SELECTED TEXT

=-=-=-=-=

But out of the blue she will have meltdowns and tantrums. She has been climbing the terrible twos ladder for awhile and according to a terrible twos calculator I came across online (I couldn’t resist doing it and regretted it right after, kind of like when I lost my virginity) she will be in this stage for another 428 days – 23 hours – 42 minutes – and 32 seconds. Note to the terrible twos calculator people: bite me.

Before I had my daughter, I would see parents standing there with blank stares while their child would be kicking and screaming at a store. I would always think, “why aren’t they doing anything.” Now I know.

You aren’t quite sure what to do because in an instant your precious babe can go from talking in such a sweet little voice and giving you MWAH! kisses, to acting possessed while you’re waiting in a long line at the drugstore.

Your possessed child starts screaming at the top of their lungs, because you will no longer let them hold a box of tissues that they have chewed holes in. They throw themselves on the floor, while everyone in line and behind the pharmacy counter looks your way since it sounds like you’re slowly killing said child.

Not that I would know anything about that. *snort*

Yesterday was especially bad interesting. No matter what I said to my daughter, she would look at me, stick her bottom lip out, and do her “I’m being murdered” cry with tears streaming down her face.

“Be gentle with the kitty.” CRY. “Do you want your sippy?” CRYYYYYY. “Let’s go to the playground,” *she runs to the front door* “we have to get your shoes on before we go.” CRYYYYYYYYYY!!!

Me: ………mutters “holy crap”……..

The playground is less than a block from our house and I carry her across the street, then let her run on the soccer field that’s next to the playground. She didn’t like this setup yesterday and was struggling to break free while I was crossing the street. I’m sure it looked like I was kidnapping her.

=-=-=-=-=

Page segmentation data
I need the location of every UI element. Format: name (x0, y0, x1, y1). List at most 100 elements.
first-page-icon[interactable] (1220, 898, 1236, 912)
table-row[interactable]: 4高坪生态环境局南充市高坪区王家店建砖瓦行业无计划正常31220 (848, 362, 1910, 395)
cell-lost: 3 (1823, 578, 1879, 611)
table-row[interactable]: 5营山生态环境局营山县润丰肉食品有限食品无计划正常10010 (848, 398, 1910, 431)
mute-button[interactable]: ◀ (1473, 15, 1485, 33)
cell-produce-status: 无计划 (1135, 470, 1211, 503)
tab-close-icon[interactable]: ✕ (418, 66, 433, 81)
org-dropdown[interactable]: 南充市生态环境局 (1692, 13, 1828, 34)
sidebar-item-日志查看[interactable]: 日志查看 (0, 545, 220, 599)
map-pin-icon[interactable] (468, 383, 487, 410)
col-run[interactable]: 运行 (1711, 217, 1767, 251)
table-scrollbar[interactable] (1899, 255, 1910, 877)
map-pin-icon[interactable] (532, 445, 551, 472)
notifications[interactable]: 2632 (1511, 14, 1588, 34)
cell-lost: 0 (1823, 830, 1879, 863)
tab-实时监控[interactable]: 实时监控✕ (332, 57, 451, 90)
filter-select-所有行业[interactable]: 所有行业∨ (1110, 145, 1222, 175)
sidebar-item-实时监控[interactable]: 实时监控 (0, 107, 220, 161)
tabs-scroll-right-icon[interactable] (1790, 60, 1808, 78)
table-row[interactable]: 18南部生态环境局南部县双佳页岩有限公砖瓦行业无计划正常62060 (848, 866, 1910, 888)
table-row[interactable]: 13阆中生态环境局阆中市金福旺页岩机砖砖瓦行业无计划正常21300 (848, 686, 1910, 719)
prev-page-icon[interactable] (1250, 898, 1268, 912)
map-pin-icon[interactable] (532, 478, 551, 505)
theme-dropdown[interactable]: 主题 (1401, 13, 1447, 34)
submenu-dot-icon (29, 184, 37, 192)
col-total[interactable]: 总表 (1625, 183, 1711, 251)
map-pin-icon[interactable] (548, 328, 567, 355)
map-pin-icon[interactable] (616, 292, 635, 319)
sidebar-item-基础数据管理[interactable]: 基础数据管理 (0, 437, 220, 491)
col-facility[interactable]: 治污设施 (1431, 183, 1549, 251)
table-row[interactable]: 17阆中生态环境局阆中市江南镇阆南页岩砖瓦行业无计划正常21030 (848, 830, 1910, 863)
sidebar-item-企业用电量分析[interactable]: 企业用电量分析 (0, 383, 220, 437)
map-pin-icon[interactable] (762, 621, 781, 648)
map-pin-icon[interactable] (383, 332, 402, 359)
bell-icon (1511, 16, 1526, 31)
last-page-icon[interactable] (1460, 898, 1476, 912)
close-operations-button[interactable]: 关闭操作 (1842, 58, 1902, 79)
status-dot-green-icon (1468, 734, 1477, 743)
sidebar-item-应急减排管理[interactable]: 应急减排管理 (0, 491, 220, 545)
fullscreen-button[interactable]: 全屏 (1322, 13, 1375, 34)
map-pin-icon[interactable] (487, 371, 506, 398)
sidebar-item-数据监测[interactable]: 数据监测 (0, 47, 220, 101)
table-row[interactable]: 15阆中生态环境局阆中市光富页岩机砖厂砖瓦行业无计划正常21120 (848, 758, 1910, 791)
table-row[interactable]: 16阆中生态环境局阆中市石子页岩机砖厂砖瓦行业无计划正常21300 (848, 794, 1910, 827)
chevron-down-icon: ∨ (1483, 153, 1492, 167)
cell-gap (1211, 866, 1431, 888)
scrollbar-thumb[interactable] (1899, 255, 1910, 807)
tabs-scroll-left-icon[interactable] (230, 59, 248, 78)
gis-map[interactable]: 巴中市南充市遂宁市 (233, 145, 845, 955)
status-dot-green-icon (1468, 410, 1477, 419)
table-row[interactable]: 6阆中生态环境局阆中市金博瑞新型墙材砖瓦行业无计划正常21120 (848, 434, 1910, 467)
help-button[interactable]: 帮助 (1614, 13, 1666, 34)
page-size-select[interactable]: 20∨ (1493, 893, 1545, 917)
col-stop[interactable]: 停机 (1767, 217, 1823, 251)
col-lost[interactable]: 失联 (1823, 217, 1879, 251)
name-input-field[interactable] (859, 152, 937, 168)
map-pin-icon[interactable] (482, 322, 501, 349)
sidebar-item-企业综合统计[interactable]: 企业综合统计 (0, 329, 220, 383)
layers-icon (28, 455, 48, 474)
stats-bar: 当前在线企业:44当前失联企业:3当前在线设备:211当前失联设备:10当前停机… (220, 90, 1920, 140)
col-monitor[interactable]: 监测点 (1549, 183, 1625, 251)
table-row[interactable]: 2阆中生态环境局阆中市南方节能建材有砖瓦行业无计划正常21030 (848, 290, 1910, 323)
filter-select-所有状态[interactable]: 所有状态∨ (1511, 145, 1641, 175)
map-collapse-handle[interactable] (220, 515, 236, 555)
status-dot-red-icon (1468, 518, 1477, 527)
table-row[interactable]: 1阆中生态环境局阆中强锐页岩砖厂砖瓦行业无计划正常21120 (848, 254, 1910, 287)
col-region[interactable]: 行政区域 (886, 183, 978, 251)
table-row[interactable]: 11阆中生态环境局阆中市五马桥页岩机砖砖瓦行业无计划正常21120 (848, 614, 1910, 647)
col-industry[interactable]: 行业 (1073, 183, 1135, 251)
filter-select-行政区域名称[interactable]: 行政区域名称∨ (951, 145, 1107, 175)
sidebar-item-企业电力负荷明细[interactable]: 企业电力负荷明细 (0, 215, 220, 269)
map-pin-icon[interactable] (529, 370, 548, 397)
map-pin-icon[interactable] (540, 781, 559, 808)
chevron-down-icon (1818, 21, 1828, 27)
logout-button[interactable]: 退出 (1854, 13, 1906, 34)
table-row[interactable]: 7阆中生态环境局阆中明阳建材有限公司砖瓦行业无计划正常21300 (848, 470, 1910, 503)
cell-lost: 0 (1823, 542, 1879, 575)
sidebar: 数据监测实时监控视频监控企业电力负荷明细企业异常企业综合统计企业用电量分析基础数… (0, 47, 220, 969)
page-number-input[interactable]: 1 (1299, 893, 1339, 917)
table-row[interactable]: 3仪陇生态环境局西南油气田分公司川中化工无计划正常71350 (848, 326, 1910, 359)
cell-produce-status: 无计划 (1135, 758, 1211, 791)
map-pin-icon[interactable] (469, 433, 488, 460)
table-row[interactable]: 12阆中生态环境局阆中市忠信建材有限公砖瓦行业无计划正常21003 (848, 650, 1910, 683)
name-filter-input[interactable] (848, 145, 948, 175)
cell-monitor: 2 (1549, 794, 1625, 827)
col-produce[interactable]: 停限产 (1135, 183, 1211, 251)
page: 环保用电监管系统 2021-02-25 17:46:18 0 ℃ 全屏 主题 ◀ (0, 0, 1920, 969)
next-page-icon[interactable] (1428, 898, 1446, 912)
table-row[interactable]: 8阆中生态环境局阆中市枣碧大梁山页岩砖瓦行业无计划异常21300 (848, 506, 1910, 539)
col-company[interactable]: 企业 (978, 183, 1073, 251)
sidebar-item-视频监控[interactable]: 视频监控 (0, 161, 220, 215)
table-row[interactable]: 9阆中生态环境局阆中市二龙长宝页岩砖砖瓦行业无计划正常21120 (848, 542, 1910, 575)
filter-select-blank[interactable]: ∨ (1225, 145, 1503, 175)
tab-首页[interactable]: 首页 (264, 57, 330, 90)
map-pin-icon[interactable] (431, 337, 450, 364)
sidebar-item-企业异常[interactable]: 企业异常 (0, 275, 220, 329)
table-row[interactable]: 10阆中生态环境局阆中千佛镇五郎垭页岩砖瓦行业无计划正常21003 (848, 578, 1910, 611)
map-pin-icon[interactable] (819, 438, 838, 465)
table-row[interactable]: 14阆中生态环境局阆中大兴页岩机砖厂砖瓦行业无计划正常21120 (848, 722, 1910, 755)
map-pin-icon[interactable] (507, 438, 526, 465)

=-=-=-=-=

TASK ITEM
Reproduce the portion of the toddler tantrums text between "Before I had" and "at the drugstore.", inclusive.

TASK OUTPUT
Before I had my daughter, I would see parents standing there with blank stares while their child would be kicking and screaming at a store. I would always think, “why aren’t they doing anything.” Now I know.

You aren’t quite sure what to do because in an instant your precious babe can go from talking in such a sweet little voice and giving you MWAH! kisses, to acting possessed while you’re waiting in a long line at the drugstore.